▸ **Problem to work on**: Give only the number of lines that include the string "ylabel".

Data entries:
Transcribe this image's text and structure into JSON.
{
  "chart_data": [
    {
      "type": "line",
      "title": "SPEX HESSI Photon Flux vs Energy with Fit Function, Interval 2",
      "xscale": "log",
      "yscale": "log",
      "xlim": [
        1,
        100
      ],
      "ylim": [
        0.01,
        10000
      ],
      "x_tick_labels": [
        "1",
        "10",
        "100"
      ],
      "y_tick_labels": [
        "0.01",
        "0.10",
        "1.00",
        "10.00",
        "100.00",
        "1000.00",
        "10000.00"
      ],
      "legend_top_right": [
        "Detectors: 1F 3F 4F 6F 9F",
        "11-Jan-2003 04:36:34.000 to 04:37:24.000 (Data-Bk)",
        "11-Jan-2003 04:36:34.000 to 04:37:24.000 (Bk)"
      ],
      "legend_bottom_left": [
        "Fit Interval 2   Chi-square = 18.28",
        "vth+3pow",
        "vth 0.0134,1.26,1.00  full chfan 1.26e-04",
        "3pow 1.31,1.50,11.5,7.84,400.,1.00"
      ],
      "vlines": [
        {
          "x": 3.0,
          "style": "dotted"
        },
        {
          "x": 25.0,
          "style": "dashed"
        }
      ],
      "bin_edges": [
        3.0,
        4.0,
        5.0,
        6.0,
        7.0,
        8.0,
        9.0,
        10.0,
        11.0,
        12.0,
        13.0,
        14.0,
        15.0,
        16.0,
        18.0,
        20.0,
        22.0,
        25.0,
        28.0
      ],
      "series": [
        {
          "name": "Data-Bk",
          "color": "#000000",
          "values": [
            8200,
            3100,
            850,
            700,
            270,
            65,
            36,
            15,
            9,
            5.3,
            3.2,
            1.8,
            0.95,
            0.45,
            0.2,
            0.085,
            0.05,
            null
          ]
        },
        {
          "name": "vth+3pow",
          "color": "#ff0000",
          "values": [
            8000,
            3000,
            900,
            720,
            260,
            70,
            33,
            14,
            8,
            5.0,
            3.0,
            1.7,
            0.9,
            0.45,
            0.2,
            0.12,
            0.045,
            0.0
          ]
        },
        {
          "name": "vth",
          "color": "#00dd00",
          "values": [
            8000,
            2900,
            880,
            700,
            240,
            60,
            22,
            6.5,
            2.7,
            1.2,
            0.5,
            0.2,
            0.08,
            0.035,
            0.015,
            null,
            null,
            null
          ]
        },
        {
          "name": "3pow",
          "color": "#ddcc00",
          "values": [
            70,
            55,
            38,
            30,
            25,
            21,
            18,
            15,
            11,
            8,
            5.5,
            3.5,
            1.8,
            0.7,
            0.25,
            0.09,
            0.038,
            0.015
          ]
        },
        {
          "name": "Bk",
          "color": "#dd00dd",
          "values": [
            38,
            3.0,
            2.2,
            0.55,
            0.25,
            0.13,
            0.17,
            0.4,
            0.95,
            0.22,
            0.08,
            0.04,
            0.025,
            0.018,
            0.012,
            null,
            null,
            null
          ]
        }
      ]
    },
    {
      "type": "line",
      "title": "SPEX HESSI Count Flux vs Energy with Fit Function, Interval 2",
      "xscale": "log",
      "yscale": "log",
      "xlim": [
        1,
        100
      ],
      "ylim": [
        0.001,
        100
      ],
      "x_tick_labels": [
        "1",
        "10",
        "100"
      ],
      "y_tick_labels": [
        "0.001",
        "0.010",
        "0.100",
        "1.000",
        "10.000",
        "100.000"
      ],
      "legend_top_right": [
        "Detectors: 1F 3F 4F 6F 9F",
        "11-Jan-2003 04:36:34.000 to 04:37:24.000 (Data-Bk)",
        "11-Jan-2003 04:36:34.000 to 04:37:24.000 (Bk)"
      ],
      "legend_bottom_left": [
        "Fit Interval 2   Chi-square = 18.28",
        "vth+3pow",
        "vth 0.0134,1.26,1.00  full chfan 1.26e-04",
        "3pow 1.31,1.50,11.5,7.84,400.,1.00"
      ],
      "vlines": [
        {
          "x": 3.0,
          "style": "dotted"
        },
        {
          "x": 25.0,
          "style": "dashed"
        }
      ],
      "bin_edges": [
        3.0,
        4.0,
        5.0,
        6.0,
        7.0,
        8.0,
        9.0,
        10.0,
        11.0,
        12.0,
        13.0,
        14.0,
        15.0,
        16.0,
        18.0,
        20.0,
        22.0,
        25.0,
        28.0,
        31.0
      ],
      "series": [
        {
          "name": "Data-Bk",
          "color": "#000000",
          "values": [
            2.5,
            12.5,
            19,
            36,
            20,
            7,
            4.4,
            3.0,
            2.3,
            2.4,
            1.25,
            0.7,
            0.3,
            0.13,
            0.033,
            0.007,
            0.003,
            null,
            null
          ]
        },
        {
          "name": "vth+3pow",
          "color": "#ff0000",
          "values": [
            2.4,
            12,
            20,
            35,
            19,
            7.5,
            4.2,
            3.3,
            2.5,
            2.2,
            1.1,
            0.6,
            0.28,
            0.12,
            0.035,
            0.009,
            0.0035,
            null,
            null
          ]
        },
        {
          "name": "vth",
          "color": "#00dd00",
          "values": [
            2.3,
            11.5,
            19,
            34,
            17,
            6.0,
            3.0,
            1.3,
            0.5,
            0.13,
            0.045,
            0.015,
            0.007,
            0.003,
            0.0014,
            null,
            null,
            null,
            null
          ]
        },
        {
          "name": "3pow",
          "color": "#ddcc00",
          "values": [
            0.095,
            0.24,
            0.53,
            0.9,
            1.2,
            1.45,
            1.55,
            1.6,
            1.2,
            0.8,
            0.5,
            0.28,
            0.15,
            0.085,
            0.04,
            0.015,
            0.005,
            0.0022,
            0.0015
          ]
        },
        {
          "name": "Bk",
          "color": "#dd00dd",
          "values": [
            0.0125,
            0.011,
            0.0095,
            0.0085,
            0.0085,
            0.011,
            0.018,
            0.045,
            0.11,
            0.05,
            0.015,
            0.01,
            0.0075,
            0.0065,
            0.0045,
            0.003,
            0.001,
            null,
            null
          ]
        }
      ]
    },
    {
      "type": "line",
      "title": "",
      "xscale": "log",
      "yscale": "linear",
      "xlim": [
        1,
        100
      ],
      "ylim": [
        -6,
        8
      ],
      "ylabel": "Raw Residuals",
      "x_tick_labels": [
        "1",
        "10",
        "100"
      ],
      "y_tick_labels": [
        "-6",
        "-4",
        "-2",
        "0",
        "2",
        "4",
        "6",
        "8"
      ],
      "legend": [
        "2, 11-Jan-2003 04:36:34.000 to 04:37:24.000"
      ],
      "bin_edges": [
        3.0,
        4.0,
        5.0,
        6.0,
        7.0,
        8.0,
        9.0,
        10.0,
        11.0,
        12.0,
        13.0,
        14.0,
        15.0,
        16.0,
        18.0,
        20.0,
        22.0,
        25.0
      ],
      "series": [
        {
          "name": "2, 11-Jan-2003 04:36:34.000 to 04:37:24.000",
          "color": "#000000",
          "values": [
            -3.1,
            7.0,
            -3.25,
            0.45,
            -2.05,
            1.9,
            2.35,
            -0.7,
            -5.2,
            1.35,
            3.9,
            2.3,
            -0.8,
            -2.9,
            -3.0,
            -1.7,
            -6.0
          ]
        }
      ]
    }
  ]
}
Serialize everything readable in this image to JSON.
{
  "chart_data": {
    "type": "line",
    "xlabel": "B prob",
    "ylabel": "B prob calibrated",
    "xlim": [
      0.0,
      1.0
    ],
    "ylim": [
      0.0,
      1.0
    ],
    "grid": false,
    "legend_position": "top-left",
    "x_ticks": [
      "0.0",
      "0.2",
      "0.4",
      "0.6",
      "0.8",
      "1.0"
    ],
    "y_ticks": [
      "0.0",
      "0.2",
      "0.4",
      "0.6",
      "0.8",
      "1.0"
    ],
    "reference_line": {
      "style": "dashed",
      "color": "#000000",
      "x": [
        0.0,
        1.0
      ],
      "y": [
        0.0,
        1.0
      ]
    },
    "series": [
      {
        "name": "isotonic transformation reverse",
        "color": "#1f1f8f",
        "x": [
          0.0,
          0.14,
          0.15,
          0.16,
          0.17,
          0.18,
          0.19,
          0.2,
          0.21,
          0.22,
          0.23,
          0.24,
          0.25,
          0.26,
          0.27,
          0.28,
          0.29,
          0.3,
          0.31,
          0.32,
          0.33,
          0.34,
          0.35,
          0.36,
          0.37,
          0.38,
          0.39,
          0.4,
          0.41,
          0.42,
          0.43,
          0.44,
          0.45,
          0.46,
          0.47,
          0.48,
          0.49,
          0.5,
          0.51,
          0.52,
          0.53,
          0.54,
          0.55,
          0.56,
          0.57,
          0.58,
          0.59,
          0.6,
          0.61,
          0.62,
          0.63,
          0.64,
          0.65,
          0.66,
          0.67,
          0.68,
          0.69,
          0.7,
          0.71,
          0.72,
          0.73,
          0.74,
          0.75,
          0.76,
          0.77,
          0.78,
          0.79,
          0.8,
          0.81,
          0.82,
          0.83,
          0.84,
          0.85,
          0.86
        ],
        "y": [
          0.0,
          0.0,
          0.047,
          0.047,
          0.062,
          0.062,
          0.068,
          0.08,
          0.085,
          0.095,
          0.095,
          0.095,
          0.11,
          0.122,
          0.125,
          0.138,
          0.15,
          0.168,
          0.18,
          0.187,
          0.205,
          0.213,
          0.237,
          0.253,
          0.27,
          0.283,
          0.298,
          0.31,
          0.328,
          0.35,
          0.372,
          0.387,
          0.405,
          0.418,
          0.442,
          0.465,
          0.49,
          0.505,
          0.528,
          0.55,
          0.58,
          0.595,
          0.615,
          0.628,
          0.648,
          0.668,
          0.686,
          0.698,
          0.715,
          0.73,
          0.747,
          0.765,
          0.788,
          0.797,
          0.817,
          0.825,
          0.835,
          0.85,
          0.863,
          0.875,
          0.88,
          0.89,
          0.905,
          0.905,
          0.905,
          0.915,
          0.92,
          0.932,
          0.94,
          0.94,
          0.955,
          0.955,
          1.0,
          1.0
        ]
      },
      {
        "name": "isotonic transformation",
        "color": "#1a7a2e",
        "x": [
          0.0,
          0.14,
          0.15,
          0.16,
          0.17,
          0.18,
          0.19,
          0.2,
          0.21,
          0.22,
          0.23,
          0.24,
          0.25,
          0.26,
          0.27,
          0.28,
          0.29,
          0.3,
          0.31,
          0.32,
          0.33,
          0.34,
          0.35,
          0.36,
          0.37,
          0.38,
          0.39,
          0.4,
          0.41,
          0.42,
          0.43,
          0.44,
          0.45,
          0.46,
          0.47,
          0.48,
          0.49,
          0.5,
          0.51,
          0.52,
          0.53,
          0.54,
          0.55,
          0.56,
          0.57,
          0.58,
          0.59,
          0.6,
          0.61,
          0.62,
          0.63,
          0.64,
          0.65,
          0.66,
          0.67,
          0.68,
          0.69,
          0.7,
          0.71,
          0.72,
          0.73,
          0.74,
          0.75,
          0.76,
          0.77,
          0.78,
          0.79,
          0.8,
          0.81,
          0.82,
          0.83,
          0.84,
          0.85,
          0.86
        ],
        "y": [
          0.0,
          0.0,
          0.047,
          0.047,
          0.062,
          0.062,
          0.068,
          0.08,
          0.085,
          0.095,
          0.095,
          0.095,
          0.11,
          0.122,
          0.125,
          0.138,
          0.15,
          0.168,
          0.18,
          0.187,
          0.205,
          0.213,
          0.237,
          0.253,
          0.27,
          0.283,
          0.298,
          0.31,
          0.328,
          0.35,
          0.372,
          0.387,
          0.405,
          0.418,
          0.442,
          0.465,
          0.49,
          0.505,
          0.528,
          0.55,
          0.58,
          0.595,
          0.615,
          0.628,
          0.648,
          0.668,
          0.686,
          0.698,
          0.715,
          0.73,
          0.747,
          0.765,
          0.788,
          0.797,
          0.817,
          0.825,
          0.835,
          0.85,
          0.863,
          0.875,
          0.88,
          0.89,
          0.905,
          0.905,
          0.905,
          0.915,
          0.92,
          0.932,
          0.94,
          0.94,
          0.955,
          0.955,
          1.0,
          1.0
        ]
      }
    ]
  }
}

▸ **The response**: 2